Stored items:

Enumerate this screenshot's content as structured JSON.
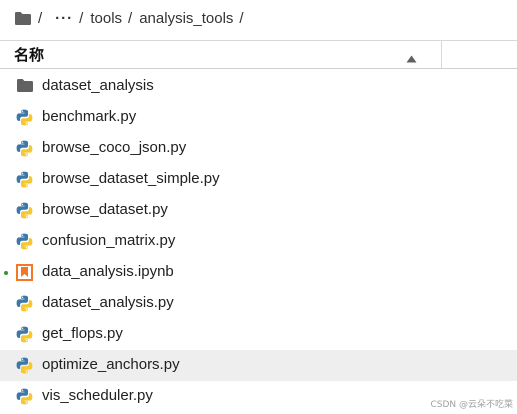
{
  "breadcrumb": {
    "root_separator": "/",
    "ellipsis": "···",
    "items": [
      {
        "label": "tools",
        "sep": "/"
      },
      {
        "label": "analysis_tools",
        "sep": "/"
      }
    ]
  },
  "header": {
    "name_label": "名称",
    "sort_direction": "ascending"
  },
  "files": [
    {
      "name": "dataset_analysis",
      "type": "folder",
      "icon": "folder-icon"
    },
    {
      "name": "benchmark.py",
      "type": "python",
      "icon": "python-icon"
    },
    {
      "name": "browse_coco_json.py",
      "type": "python",
      "icon": "python-icon"
    },
    {
      "name": "browse_dataset_simple.py",
      "type": "python",
      "icon": "python-icon"
    },
    {
      "name": "browse_dataset.py",
      "type": "python",
      "icon": "python-icon"
    },
    {
      "name": "confusion_matrix.py",
      "type": "python",
      "icon": "python-icon"
    },
    {
      "name": "data_analysis.ipynb",
      "type": "notebook",
      "icon": "notebook-icon",
      "running": true
    },
    {
      "name": "dataset_analysis.py",
      "type": "python",
      "icon": "python-icon"
    },
    {
      "name": "get_flops.py",
      "type": "python",
      "icon": "python-icon"
    },
    {
      "name": "optimize_anchors.py",
      "type": "python",
      "icon": "python-icon",
      "selected": true
    },
    {
      "name": "vis_scheduler.py",
      "type": "python",
      "icon": "python-icon"
    }
  ],
  "watermark": "CSDN @云朵不吃菜",
  "colors": {
    "folder": "#616161",
    "python_blue": "#3b77a8",
    "python_yellow": "#f5c731",
    "notebook_orange": "#f37726",
    "selected_row": "#eeeeee",
    "running_dot": "#3a8f3a"
  }
}
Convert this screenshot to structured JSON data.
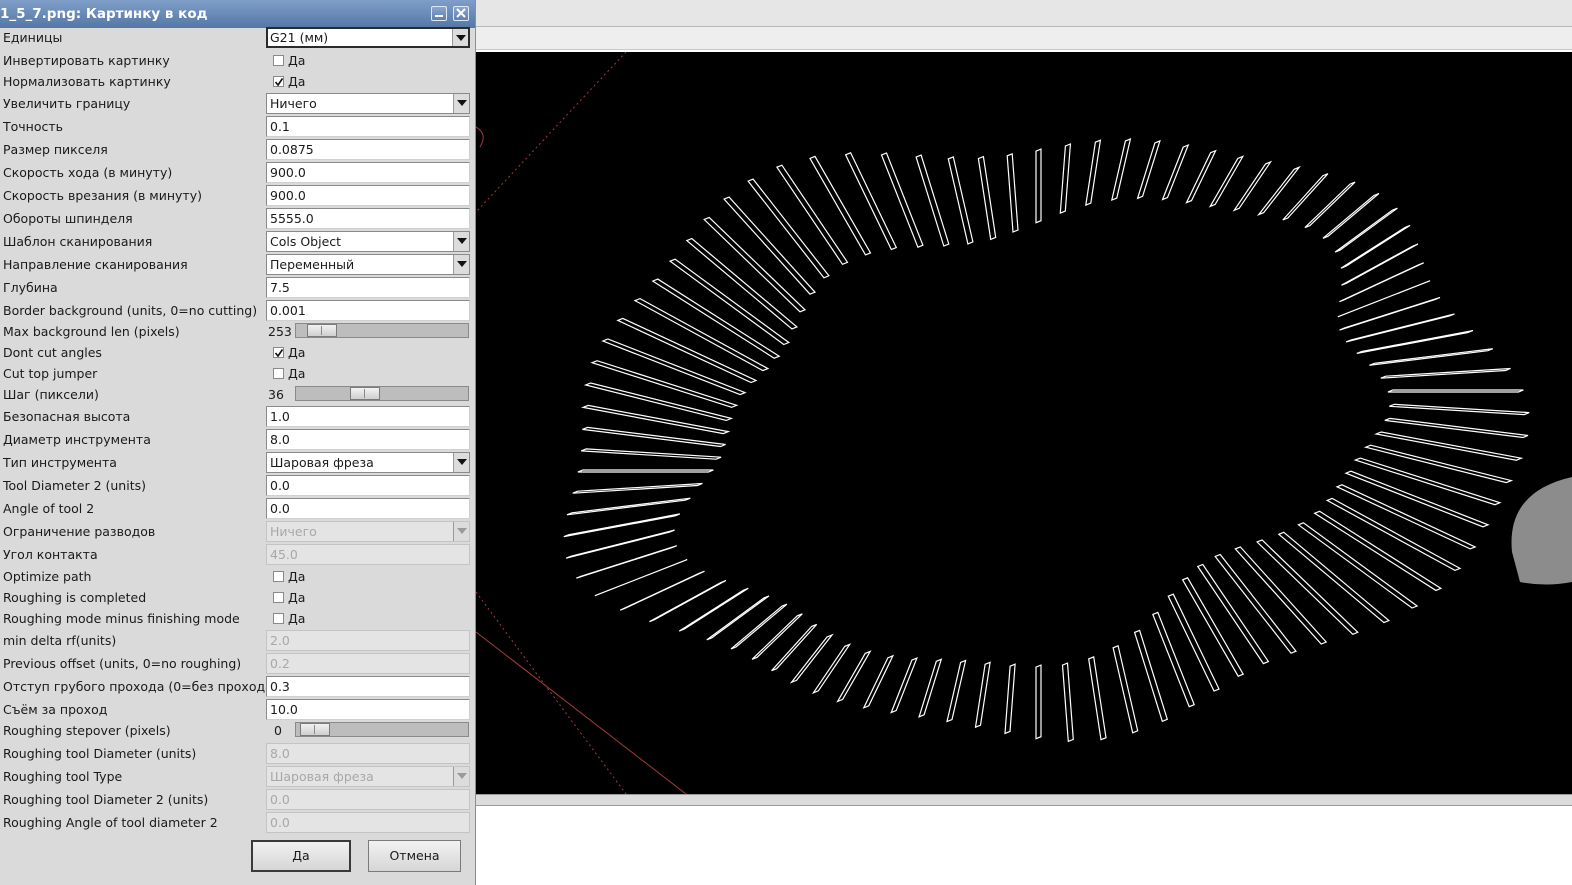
{
  "window": {
    "title": "1_5_7.png: Картинку в код"
  },
  "form": {
    "units": {
      "label": "Единицы",
      "value": "G21 (мм)"
    },
    "invert": {
      "label": "Инвертировать картинку",
      "checked": false,
      "text": "Да"
    },
    "normalize": {
      "label": "Нормализовать картинку",
      "checked": true,
      "text": "Да"
    },
    "expand": {
      "label": "Увеличить границу",
      "value": "Ничего"
    },
    "tolerance": {
      "label": "Точность",
      "value": "0.1"
    },
    "pixel_size": {
      "label": "Размер пикселя",
      "value": "0.0875"
    },
    "feed_rate": {
      "label": "Скорость хода (в минуту)",
      "value": "900.0"
    },
    "plunge_rate": {
      "label": "Скорость врезания (в минуту)",
      "value": "900.0"
    },
    "spindle": {
      "label": "Обороты шпинделя",
      "value": "5555.0"
    },
    "scan_pattern": {
      "label": "Шаблон сканирования",
      "value": "Cols Object"
    },
    "scan_direction": {
      "label": "Направление сканирования",
      "value": "Переменный"
    },
    "depth": {
      "label": "Глубина",
      "value": "7.5"
    },
    "border_bg": {
      "label": "Border background (units, 0=no cutting)",
      "value": "0.001"
    },
    "max_bg_len": {
      "label": "Max background len (pixels)",
      "value": "253",
      "position": 0.05
    },
    "dont_cut_angles": {
      "label": "Dont cut angles",
      "checked": true,
      "text": "Да"
    },
    "cut_top_jumper": {
      "label": "Cut top jumper",
      "checked": false,
      "text": "Да"
    },
    "step": {
      "label": "Шаг (пиксели)",
      "value": "36",
      "position": 0.35
    },
    "safety_height": {
      "label": "Безопасная высота",
      "value": "1.0"
    },
    "tool_diameter": {
      "label": "Диаметр инструмента",
      "value": "8.0"
    },
    "tool_type": {
      "label": "Тип инструмента",
      "value": "Шаровая фреза"
    },
    "tool_diameter2": {
      "label": "Tool Diameter 2 (units)",
      "value": "0.0"
    },
    "tool_angle2": {
      "label": "Angle of tool 2",
      "value": "0.0"
    },
    "cut_limit": {
      "label": "Ограничение разводов",
      "value": "Ничего",
      "disabled": true
    },
    "contact_angle": {
      "label": "Угол контакта",
      "value": "45.0",
      "disabled": true
    },
    "optimize_path": {
      "label": "Optimize path",
      "checked": false,
      "text": "Да"
    },
    "roughing_completed": {
      "label": "Roughing is completed",
      "checked": false,
      "text": "Да"
    },
    "roughing_minus": {
      "label": "Roughing mode minus finishing mode",
      "checked": false,
      "text": "Да"
    },
    "min_delta": {
      "label": "min delta rf(units)",
      "value": "2.0",
      "disabled": true
    },
    "prev_offset": {
      "label": "Previous offset (units, 0=no roughing)",
      "value": "0.2",
      "disabled": true
    },
    "rough_offset": {
      "label": "Отступ грубого прохода (0=без прохода)",
      "value": "0.3"
    },
    "rough_depth": {
      "label": "Съём за проход",
      "value": "10.0"
    },
    "rough_stepover": {
      "label": "Roughing stepover (pixels)",
      "value": "0",
      "position": 0.0
    },
    "rough_tool_diam": {
      "label": "Roughing tool Diameter (units)",
      "value": "8.0",
      "disabled": true
    },
    "rough_tool_type": {
      "label": "Roughing tool Type",
      "value": "Шаровая фреза",
      "disabled": true
    },
    "rough_tool_diam2": {
      "label": "Roughing tool Diameter 2 (units)",
      "value": "0.0",
      "disabled": true
    },
    "rough_angle2": {
      "label": "Roughing Angle of tool diameter 2",
      "value": "0.0",
      "disabled": true
    }
  },
  "buttons": {
    "ok": "Да",
    "cancel": "Отмена"
  },
  "colors": {
    "titlebar": "#5f7fb0",
    "dialog_bg": "#dadada",
    "canvas_bg": "#000000",
    "toolpath": "#ffffff",
    "boundary": "#a03a3a"
  },
  "icons": {
    "minimize": "minimize-icon",
    "close": "close-icon",
    "dropdown": "chevron-down-icon",
    "check": "checkmark-icon"
  }
}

Written instruction: Reproduce each line of the records exactly, and omit every picture.

Answer for the task:
Enumerate this screenshot's content as structured JSON.
{
  "breadcrumb": {
    "root_separator": "/",
    "ellipsis": "···",
    "items": [
      {
        "label": "tools",
        "sep": "/"
      },
      {
        "label": "analysis_tools",
        "sep": "/"
      }
    ]
  },
  "header": {
    "name_label": "名称",
    "sort_direction": "ascending"
  },
  "files": [
    {
      "name": "dataset_analysis",
      "type": "folder",
      "icon": "folder-icon"
    },
    {
      "name": "benchmark.py",
      "type": "python",
      "icon": "python-icon"
    },
    {
      "name": "browse_coco_json.py",
      "type": "python",
      "icon": "python-icon"
    },
    {
      "name": "browse_dataset_simple.py",
      "type": "python",
      "icon": "python-icon"
    },
    {
      "name": "browse_dataset.py",
      "type": "python",
      "icon": "python-icon"
    },
    {
      "name": "confusion_matrix.py",
      "type": "python",
      "icon": "python-icon"
    },
    {
      "name": "data_analysis.ipynb",
      "type": "notebook",
      "icon": "notebook-icon",
      "running": true
    },
    {
      "name": "dataset_analysis.py",
      "type": "python",
      "icon": "python-icon"
    },
    {
      "name": "get_flops.py",
      "type": "python",
      "icon": "python-icon"
    },
    {
      "name": "optimize_anchors.py",
      "type": "python",
      "icon": "python-icon",
      "selected": true
    },
    {
      "name": "vis_scheduler.py",
      "type": "python",
      "icon": "python-icon"
    }
  ],
  "watermark": "CSDN @云朵不吃菜",
  "colors": {
    "folder": "#616161",
    "python_blue": "#3b77a8",
    "python_yellow": "#f5c731",
    "notebook_orange": "#f37726",
    "selected_row": "#eeeeee",
    "running_dot": "#3a8f3a"
  }
}
Convert this screenshot to structured JSON data.
{
  "window": {
    "title": "1_5_7.png: Картинку в код"
  },
  "form": {
    "units": {
      "label": "Единицы",
      "value": "G21 (мм)"
    },
    "invert": {
      "label": "Инвертировать картинку",
      "checked": false,
      "text": "Да"
    },
    "normalize": {
      "label": "Нормализовать картинку",
      "checked": true,
      "text": "Да"
    },
    "expand": {
      "label": "Увеличить границу",
      "value": "Ничего"
    },
    "tolerance": {
      "label": "Точность",
      "value": "0.1"
    },
    "pixel_size": {
      "label": "Размер пикселя",
      "value": "0.0875"
    },
    "feed_rate": {
      "label": "Скорость хода (в минуту)",
      "value": "900.0"
    },
    "plunge_rate": {
      "label": "Скорость врезания (в минуту)",
      "value": "900.0"
    },
    "spindle": {
      "label": "Обороты шпинделя",
      "value": "5555.0"
    },
    "scan_pattern": {
      "label": "Шаблон сканирования",
      "value": "Cols Object"
    },
    "scan_direction": {
      "label": "Направление сканирования",
      "value": "Переменный"
    },
    "depth": {
      "label": "Глубина",
      "value": "7.5"
    },
    "border_bg": {
      "label": "Border background (units, 0=no cutting)",
      "value": "0.001"
    },
    "max_bg_len": {
      "label": "Max background len (pixels)",
      "value": "253",
      "position": 0.05
    },
    "dont_cut_angles": {
      "label": "Dont cut angles",
      "checked": true,
      "text": "Да"
    },
    "cut_top_jumper": {
      "label": "Cut top jumper",
      "checked": false,
      "text": "Да"
    },
    "step": {
      "label": "Шаг (пиксели)",
      "value": "36",
      "position": 0.35
    },
    "safety_height": {
      "label": "Безопасная высота",
      "value": "1.0"
    },
    "tool_diameter": {
      "label": "Диаметр инструмента",
      "value": "8.0"
    },
    "tool_type": {
      "label": "Тип инструмента",
      "value": "Шаровая фреза"
    },
    "tool_diameter2": {
      "label": "Tool Diameter 2 (units)",
      "value": "0.0"
    },
    "tool_angle2": {
      "label": "Angle of tool 2",
      "value": "0.0"
    },
    "cut_limit": {
      "label": "Ограничение разводов",
      "value": "Ничего",
      "disabled": true
    },
    "contact_angle": {
      "label": "Угол контакта",
      "value": "45.0",
      "disabled": true
    },
    "optimize_path": {
      "label": "Optimize path",
      "checked": false,
      "text": "Да"
    },
    "roughing_completed": {
      "label": "Roughing is completed",
      "checked": false,
      "text": "Да"
    },
    "roughing_minus": {
      "label": "Roughing mode minus finishing mode",
      "checked": false,
      "text": "Да"
    },
    "min_delta": {
      "label": "min delta rf(units)",
      "value": "2.0",
      "disabled": true
    },
    "prev_offset": {
      "label": "Previous offset (units, 0=no roughing)",
      "value": "0.2",
      "disabled": true
    },
    "rough_offset": {
      "label": "Отступ грубого прохода (0=без прохода)",
      "value": "0.3"
    },
    "rough_depth": {
      "label": "Съём за проход",
      "value": "10.0"
    },
    "rough_stepover": {
      "label": "Roughing stepover (pixels)",
      "value": "0",
      "position": 0.0
    },
    "rough_tool_diam": {
      "label": "Roughing tool Diameter (units)",
      "value": "8.0",
      "disabled": true
    },
    "rough_tool_type": {
      "label": "Roughing tool Type",
      "value": "Шаровая фреза",
      "disabled": true
    },
    "rough_tool_diam2": {
      "label": "Roughing tool Diameter 2 (units)",
      "value": "0.0",
      "disabled": true
    },
    "rough_angle2": {
      "label": "Roughing Angle of tool diameter 2",
      "value": "0.0",
      "disabled": true
    }
  },
  "buttons": {
    "ok": "Да",
    "cancel": "Отмена"
  },
  "colors": {
    "titlebar": "#5f7fb0",
    "dialog_bg": "#dadada",
    "canvas_bg": "#000000",
    "toolpath": "#ffffff",
    "boundary": "#a03a3a"
  },
  "icons": {
    "minimize": "minimize-icon",
    "close": "close-icon",
    "dropdown": "chevron-down-icon",
    "check": "checkmark-icon"
  }
}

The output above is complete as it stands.